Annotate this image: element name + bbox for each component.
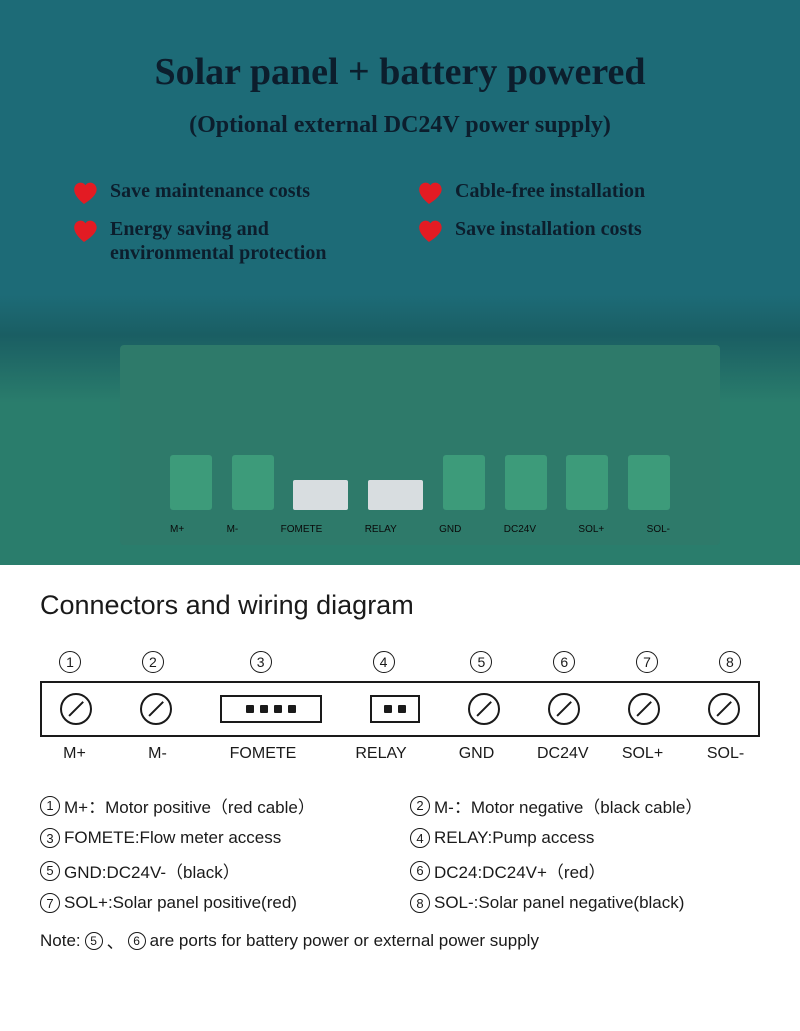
note-num-6: 6 — [128, 932, 146, 950]
connector-label: SOL+ — [620, 745, 665, 763]
legend-item: 7SOL+:Solar panel positive(red) — [40, 893, 390, 913]
screw-terminal-icon — [60, 693, 92, 725]
legend-number: 3 — [40, 828, 60, 848]
connector-number: 3 — [250, 651, 272, 673]
pcb-label: SOL- — [647, 524, 670, 535]
note-prefix: Note: — [40, 931, 81, 951]
terminal-block — [232, 455, 274, 510]
pin-connector-2 — [370, 695, 420, 723]
pcb-label: DC24V — [504, 524, 536, 535]
heart-icon — [70, 219, 98, 243]
connector-label: FOMETE — [218, 745, 308, 763]
legend-number: 7 — [40, 893, 60, 913]
pcb-label: FOMETE — [281, 524, 323, 535]
feature-item: Save maintenance costs — [70, 179, 385, 205]
connector-block — [368, 480, 423, 510]
legend-item: 3FOMETE:Flow meter access — [40, 828, 390, 848]
terminal-block — [443, 455, 485, 510]
terminal-block — [505, 455, 547, 510]
legend-text: GND:DC24V-（black） — [64, 858, 240, 883]
connector-box — [40, 681, 760, 737]
legend-number: 8 — [410, 893, 430, 913]
pin-connector-4 — [220, 695, 322, 723]
main-title: Solar panel + battery powered — [40, 50, 760, 94]
connector-number: 6 — [553, 651, 575, 673]
feature-text: Cable-free installation — [455, 179, 645, 203]
connector-number: 8 — [719, 651, 741, 673]
pcb-label: GND — [439, 524, 461, 535]
subtitle: (Optional external DC24V power supply) — [40, 112, 760, 139]
feature-item: Save installation costs — [415, 217, 730, 265]
pcb-board: M+ M- FOMETE RELAY GND DC24V SOL+ SOL- — [120, 345, 720, 545]
connector-numbers-row: 1 2 3 4 5 6 7 8 — [40, 651, 760, 673]
connector-number: 2 — [142, 651, 164, 673]
legend-item: 2M-：Motor negative（black cable） — [410, 793, 760, 818]
screw-terminal-icon — [628, 693, 660, 725]
connector-label: DC24V — [537, 745, 582, 763]
legend-grid: 1M+：Motor positive（red cable） 2M-：Motor n… — [40, 793, 760, 913]
terminal-block — [566, 455, 608, 510]
connector-label: RELAY — [346, 745, 416, 763]
feature-item: Cable-free installation — [415, 179, 730, 205]
legend-item: 6DC24:DC24V+（red） — [410, 858, 760, 883]
feature-text: Energy saving and environmental protecti… — [110, 217, 385, 265]
screw-terminal-icon — [468, 693, 500, 725]
screw-terminal-icon — [708, 693, 740, 725]
legend-text: FOMETE:Flow meter access — [64, 828, 281, 848]
legend-text: DC24:DC24V+（red） — [434, 858, 606, 883]
terminal-block — [170, 455, 212, 510]
legend-text: RELAY:Pump access — [434, 828, 594, 848]
pcb-label: RELAY — [365, 524, 397, 535]
legend-text: SOL-:Solar panel negative(black) — [434, 893, 684, 913]
connector-label: SOL- — [703, 745, 748, 763]
note-separator: 、 — [107, 928, 124, 953]
legend-number: 2 — [410, 796, 430, 816]
legend-item: 5GND:DC24V-（black） — [40, 858, 390, 883]
connector-labels-row: M+ M- FOMETE RELAY GND DC24V SOL+ SOL- — [40, 745, 760, 763]
legend-number: 6 — [410, 861, 430, 881]
pcb-label: M- — [227, 524, 239, 535]
legend-text: SOL+:Solar panel positive(red) — [64, 893, 297, 913]
diagram-title: Connectors and wiring diagram — [40, 590, 760, 621]
pcb-label: M+ — [170, 524, 184, 535]
connector-label: M+ — [52, 745, 97, 763]
legend-item: 4RELAY:Pump access — [410, 828, 760, 848]
feature-item: Energy saving and environmental protecti… — [70, 217, 385, 265]
heart-icon — [415, 181, 443, 205]
legend-item: 8SOL-:Solar panel negative(black) — [410, 893, 760, 913]
note-text: Note: 5 、 6 are ports for battery power … — [40, 928, 760, 953]
legend-text: M-：Motor negative（black cable） — [434, 793, 702, 818]
heart-icon — [415, 219, 443, 243]
connector-label: GND — [454, 745, 499, 763]
connector-block — [293, 480, 348, 510]
screw-terminal-icon — [140, 693, 172, 725]
note-num-5: 5 — [85, 932, 103, 950]
pcb-terminals — [170, 455, 670, 510]
wiring-diagram-section: Connectors and wiring diagram 1 2 3 4 5 6 7 8 M… — [10, 565, 790, 988]
legend-number: 5 — [40, 861, 60, 881]
legend-number: 4 — [410, 828, 430, 848]
top-section: Solar panel + battery powered (Optional … — [0, 0, 800, 295]
pcb-image-placeholder: M+ M- FOMETE RELAY GND DC24V SOL+ SOL- — [0, 295, 800, 565]
features-grid: Save maintenance costs Cable-free install… — [40, 179, 760, 265]
note-suffix: are ports for battery power or external … — [150, 931, 539, 951]
connector-label: M- — [135, 745, 180, 763]
legend-item: 1M+：Motor positive（red cable） — [40, 793, 390, 818]
connector-number: 4 — [373, 651, 395, 673]
feature-text: Save installation costs — [455, 217, 642, 241]
legend-number: 1 — [40, 796, 60, 816]
connector-number: 1 — [59, 651, 81, 673]
connector-number: 5 — [470, 651, 492, 673]
pcb-labels-row: M+ M- FOMETE RELAY GND DC24V SOL+ SOL- — [170, 524, 670, 535]
legend-text: M+：Motor positive（red cable） — [64, 793, 315, 818]
connector-number: 7 — [636, 651, 658, 673]
heart-icon — [70, 181, 98, 205]
screw-terminal-icon — [548, 693, 580, 725]
pcb-label: SOL+ — [578, 524, 604, 535]
terminal-block — [628, 455, 670, 510]
feature-text: Save maintenance costs — [110, 179, 310, 203]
==================================================
#### THE PROBLEM
Copy all of the items above word for word, but leave the pictures out.

#### FINAL RESULT
Annotate this image: element name + bbox for each component.
note-num-6: 6 — [128, 932, 146, 950]
connector-label: SOL+ — [620, 745, 665, 763]
legend-item: 7SOL+:Solar panel positive(red) — [40, 893, 390, 913]
screw-terminal-icon — [60, 693, 92, 725]
legend-number: 3 — [40, 828, 60, 848]
connector-number: 3 — [250, 651, 272, 673]
pcb-label: SOL- — [647, 524, 670, 535]
note-prefix: Note: — [40, 931, 81, 951]
terminal-block — [232, 455, 274, 510]
pin-connector-2 — [370, 695, 420, 723]
pcb-label: DC24V — [504, 524, 536, 535]
heart-icon — [70, 219, 98, 243]
connector-label: FOMETE — [218, 745, 308, 763]
legend-number: 7 — [40, 893, 60, 913]
pcb-label: FOMETE — [281, 524, 323, 535]
feature-item: Save maintenance costs — [70, 179, 385, 205]
connector-block — [368, 480, 423, 510]
legend-item: 3FOMETE:Flow meter access — [40, 828, 390, 848]
terminal-block — [443, 455, 485, 510]
terminal-block — [505, 455, 547, 510]
legend-text: GND:DC24V-（black） — [64, 858, 240, 883]
connector-box — [40, 681, 760, 737]
legend-number: 8 — [410, 893, 430, 913]
pin-connector-4 — [220, 695, 322, 723]
main-title: Solar panel + battery powered — [40, 50, 760, 94]
connector-number: 6 — [553, 651, 575, 673]
feature-text: Cable-free installation — [455, 179, 645, 203]
connector-number: 8 — [719, 651, 741, 673]
pcb-label: GND — [439, 524, 461, 535]
subtitle: (Optional external DC24V power supply) — [40, 112, 760, 139]
feature-item: Save installation costs — [415, 217, 730, 265]
pcb-board: M+ M- FOMETE RELAY GND DC24V SOL+ SOL- — [120, 345, 720, 545]
connector-numbers-row: 1 2 3 4 5 6 7 8 — [40, 651, 760, 673]
connector-number: 2 — [142, 651, 164, 673]
legend-item: 2M-：Motor negative（black cable） — [410, 793, 760, 818]
screw-terminal-icon — [628, 693, 660, 725]
connector-label: DC24V — [537, 745, 582, 763]
legend-grid: 1M+：Motor positive（red cable） 2M-：Motor n… — [40, 793, 760, 913]
terminal-block — [566, 455, 608, 510]
connector-label: RELAY — [346, 745, 416, 763]
feature-item: Cable-free installation — [415, 179, 730, 205]
legend-item: 6DC24:DC24V+（red） — [410, 858, 760, 883]
feature-text: Energy saving and environmental protecti… — [110, 217, 385, 265]
screw-terminal-icon — [468, 693, 500, 725]
screw-terminal-icon — [708, 693, 740, 725]
legend-text: FOMETE:Flow meter access — [64, 828, 281, 848]
legend-text: DC24:DC24V+（red） — [434, 858, 606, 883]
terminal-block — [170, 455, 212, 510]
legend-text: RELAY:Pump access — [434, 828, 594, 848]
pcb-label: RELAY — [365, 524, 397, 535]
legend-text: SOL-:Solar panel negative(black) — [434, 893, 684, 913]
connector-label: SOL- — [703, 745, 748, 763]
note-separator: 、 — [107, 928, 124, 953]
legend-number: 2 — [410, 796, 430, 816]
legend-item: 5GND:DC24V-（black） — [40, 858, 390, 883]
connector-labels-row: M+ M- FOMETE RELAY GND DC24V SOL+ SOL- — [40, 745, 760, 763]
legend-number: 6 — [410, 861, 430, 881]
pcb-label: M- — [227, 524, 239, 535]
legend-text: SOL+:Solar panel positive(red) — [64, 893, 297, 913]
diagram-title: Connectors and wiring diagram — [40, 590, 760, 621]
pcb-label: M+ — [170, 524, 184, 535]
connector-label: M+ — [52, 745, 97, 763]
legend-item: 4RELAY:Pump access — [410, 828, 760, 848]
feature-item: Energy saving and environmental protecti… — [70, 217, 385, 265]
heart-icon — [415, 181, 443, 205]
legend-item: 8SOL-:Solar panel negative(black) — [410, 893, 760, 913]
note-text: Note: 5 、 6 are ports for battery power … — [40, 928, 760, 953]
legend-text: M-：Motor negative（black cable） — [434, 793, 702, 818]
heart-icon — [415, 219, 443, 243]
connector-label: GND — [454, 745, 499, 763]
connector-block — [293, 480, 348, 510]
screw-terminal-icon — [140, 693, 172, 725]
note-num-5: 5 — [85, 932, 103, 950]
pcb-terminals — [170, 455, 670, 510]
wiring-diagram-section: Connectors and wiring diagram 1 2 3 4 5 6 7 8 M… — [10, 565, 790, 988]
legend-number: 5 — [40, 861, 60, 881]
legend-number: 4 — [410, 828, 430, 848]
top-section: Solar panel + battery powered (Optional … — [0, 0, 800, 295]
pcb-image-placeholder: M+ M- FOMETE RELAY GND DC24V SOL+ SOL- — [0, 295, 800, 565]
features-grid: Save maintenance costs Cable-free install… — [40, 179, 760, 265]
note-suffix: are ports for battery power or external … — [150, 931, 539, 951]
connector-label: M- — [135, 745, 180, 763]
legend-item: 1M+：Motor positive（red cable） — [40, 793, 390, 818]
connector-number: 4 — [373, 651, 395, 673]
feature-text: Save installation costs — [455, 217, 642, 241]
legend-number: 1 — [40, 796, 60, 816]
connector-number: 1 — [59, 651, 81, 673]
connector-number: 5 — [470, 651, 492, 673]
pcb-labels-row: M+ M- FOMETE RELAY GND DC24V SOL+ SOL- — [170, 524, 670, 535]
legend-text: M+：Motor positive（red cable） — [64, 793, 315, 818]
connector-number: 7 — [636, 651, 658, 673]
heart-icon — [70, 181, 98, 205]
screw-terminal-icon — [548, 693, 580, 725]
pcb-label: SOL+ — [578, 524, 604, 535]
terminal-block — [628, 455, 670, 510]
feature-text: Save maintenance costs — [110, 179, 310, 203]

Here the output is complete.